• _To do_
Across the material below, how many lines contain the word "Country"? Give only the number.

• _Records for this exercise_

= = = =

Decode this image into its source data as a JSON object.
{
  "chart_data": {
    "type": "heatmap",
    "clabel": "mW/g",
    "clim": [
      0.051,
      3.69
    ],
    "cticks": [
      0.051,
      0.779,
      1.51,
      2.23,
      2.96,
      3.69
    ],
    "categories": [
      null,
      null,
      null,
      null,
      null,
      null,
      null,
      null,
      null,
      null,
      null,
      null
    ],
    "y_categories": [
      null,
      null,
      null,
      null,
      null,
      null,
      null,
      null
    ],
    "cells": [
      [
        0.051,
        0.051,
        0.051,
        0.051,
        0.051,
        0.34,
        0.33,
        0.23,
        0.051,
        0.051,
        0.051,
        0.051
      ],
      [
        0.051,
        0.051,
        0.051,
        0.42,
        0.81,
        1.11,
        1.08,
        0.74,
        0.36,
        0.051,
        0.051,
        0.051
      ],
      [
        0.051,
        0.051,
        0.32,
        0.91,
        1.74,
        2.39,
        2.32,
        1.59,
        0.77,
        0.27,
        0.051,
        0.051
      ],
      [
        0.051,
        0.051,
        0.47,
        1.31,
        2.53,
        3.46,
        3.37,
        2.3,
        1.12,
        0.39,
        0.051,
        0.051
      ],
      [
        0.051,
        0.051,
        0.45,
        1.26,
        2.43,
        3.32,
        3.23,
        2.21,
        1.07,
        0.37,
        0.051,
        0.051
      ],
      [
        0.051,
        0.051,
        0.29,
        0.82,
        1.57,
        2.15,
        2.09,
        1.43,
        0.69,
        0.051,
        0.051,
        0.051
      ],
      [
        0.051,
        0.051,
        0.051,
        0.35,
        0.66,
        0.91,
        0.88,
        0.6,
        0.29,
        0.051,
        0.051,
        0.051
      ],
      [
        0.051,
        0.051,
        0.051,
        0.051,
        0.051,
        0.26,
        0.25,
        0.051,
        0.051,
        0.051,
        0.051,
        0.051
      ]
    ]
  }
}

= = = =

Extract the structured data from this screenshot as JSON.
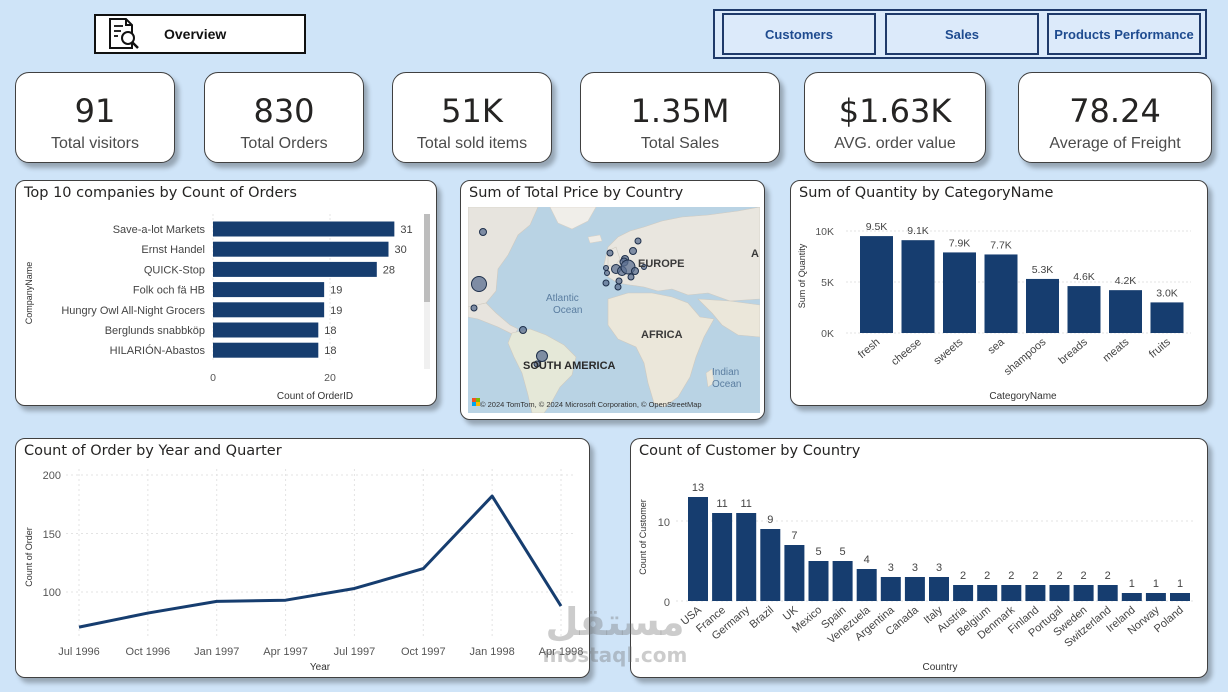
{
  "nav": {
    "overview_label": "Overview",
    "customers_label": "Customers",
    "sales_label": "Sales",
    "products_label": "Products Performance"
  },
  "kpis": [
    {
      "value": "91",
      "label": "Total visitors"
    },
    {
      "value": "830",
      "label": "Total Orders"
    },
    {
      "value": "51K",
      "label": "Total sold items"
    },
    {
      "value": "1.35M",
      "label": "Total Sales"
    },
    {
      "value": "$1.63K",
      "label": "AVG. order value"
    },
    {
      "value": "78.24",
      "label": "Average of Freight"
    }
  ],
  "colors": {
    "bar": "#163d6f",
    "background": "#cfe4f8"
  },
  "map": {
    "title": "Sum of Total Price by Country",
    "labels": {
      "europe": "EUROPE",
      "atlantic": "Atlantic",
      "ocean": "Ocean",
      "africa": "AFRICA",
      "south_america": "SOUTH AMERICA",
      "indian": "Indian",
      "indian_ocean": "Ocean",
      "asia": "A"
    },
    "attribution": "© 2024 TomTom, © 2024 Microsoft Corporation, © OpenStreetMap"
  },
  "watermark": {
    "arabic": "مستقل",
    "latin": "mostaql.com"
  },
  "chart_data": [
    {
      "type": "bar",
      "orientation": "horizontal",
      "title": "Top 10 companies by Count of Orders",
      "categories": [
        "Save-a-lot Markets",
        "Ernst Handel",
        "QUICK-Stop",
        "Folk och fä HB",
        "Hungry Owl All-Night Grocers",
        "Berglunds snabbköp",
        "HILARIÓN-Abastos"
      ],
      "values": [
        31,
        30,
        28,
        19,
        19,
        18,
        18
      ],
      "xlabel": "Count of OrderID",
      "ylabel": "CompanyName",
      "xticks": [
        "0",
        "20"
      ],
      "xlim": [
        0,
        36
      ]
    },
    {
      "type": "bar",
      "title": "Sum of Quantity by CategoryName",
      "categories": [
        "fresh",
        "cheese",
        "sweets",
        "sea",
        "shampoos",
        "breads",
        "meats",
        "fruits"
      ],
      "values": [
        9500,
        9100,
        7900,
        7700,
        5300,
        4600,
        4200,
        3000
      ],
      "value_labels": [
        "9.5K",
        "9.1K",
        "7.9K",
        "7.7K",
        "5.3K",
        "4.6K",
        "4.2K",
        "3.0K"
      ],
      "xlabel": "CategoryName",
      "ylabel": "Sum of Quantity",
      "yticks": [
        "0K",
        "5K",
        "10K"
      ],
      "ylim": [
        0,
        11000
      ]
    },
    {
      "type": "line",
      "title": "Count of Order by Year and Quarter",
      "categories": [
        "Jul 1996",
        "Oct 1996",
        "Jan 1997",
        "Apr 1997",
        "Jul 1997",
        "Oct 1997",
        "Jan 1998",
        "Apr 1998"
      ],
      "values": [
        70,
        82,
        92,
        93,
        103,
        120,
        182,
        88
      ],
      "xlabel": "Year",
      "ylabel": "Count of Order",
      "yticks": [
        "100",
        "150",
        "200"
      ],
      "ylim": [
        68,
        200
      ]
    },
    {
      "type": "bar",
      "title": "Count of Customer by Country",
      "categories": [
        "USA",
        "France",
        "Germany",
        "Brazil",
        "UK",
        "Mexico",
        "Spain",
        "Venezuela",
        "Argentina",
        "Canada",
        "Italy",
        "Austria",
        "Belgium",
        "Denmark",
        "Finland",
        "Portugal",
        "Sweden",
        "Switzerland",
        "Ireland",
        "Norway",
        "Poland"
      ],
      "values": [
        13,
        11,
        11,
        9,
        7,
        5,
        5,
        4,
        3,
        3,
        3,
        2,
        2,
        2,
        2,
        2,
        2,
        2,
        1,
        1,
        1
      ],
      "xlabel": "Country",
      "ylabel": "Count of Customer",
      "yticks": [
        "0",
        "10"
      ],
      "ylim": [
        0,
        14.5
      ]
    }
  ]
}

= = = =

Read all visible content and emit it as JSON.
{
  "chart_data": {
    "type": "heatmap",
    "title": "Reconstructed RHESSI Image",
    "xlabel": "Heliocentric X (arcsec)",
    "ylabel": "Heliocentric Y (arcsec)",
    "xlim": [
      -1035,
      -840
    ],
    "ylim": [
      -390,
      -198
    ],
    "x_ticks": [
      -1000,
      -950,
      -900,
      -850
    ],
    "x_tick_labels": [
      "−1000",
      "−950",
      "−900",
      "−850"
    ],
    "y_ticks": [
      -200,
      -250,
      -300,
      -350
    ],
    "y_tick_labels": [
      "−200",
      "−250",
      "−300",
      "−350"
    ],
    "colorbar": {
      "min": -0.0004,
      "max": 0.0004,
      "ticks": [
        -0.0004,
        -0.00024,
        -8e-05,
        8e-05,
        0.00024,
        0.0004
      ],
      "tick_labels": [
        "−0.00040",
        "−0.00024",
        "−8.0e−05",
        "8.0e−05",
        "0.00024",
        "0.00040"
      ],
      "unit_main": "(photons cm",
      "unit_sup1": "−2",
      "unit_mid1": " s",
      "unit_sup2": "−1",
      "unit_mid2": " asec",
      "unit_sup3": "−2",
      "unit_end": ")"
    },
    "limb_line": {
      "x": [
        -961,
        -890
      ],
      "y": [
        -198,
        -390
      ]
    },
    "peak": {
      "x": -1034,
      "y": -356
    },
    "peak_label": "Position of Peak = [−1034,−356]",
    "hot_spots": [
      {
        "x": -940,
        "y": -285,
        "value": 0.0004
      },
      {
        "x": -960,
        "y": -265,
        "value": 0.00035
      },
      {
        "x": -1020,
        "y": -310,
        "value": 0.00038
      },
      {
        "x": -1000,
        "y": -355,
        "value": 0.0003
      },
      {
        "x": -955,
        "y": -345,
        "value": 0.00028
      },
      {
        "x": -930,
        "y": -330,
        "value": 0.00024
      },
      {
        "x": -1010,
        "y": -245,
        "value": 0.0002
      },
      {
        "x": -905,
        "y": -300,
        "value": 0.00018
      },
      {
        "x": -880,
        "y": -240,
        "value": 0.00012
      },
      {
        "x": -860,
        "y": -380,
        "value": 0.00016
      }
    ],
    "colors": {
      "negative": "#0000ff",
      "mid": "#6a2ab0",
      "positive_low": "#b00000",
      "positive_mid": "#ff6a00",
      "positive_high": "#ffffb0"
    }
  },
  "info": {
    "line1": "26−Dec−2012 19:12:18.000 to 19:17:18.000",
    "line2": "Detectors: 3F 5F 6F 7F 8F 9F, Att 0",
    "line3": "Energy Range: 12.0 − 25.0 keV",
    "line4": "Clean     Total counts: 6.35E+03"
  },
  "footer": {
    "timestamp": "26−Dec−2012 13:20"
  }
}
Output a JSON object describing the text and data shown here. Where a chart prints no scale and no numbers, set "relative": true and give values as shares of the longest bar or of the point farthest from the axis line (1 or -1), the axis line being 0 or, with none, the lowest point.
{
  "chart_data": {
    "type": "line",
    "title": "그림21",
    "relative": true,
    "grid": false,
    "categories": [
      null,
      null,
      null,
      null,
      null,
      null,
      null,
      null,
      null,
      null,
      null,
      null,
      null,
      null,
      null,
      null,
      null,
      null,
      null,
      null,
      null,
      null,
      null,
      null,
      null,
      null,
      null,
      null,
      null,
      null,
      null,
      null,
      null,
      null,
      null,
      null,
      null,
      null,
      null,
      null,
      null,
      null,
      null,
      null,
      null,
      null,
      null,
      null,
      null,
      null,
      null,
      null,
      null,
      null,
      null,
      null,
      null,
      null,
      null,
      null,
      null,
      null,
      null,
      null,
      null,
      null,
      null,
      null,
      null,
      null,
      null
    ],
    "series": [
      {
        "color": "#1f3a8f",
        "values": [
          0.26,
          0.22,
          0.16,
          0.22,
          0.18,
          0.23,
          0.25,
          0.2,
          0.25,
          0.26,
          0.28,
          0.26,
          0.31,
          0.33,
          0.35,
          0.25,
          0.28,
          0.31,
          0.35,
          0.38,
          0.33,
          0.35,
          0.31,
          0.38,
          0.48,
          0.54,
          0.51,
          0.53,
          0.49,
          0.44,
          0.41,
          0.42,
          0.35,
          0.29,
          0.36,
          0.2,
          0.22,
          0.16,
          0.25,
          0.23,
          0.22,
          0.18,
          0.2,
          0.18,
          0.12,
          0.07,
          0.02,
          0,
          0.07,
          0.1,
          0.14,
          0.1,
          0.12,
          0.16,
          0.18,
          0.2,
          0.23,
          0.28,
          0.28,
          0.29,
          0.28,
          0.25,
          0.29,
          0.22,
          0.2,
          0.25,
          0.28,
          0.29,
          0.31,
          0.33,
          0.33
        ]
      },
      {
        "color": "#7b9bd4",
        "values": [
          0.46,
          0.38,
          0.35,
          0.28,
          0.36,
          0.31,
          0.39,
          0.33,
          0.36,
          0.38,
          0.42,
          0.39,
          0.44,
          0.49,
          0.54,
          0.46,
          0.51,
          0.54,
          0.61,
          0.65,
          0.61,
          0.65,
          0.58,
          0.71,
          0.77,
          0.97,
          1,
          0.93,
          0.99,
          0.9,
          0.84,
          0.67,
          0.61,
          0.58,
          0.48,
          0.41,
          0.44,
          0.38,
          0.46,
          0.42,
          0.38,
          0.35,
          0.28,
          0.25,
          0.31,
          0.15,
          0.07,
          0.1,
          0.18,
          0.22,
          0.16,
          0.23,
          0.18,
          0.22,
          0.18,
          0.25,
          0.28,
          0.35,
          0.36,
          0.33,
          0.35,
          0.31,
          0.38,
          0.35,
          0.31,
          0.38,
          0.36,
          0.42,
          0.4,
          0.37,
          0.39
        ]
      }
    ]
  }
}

= = = =

• _Task answer_
3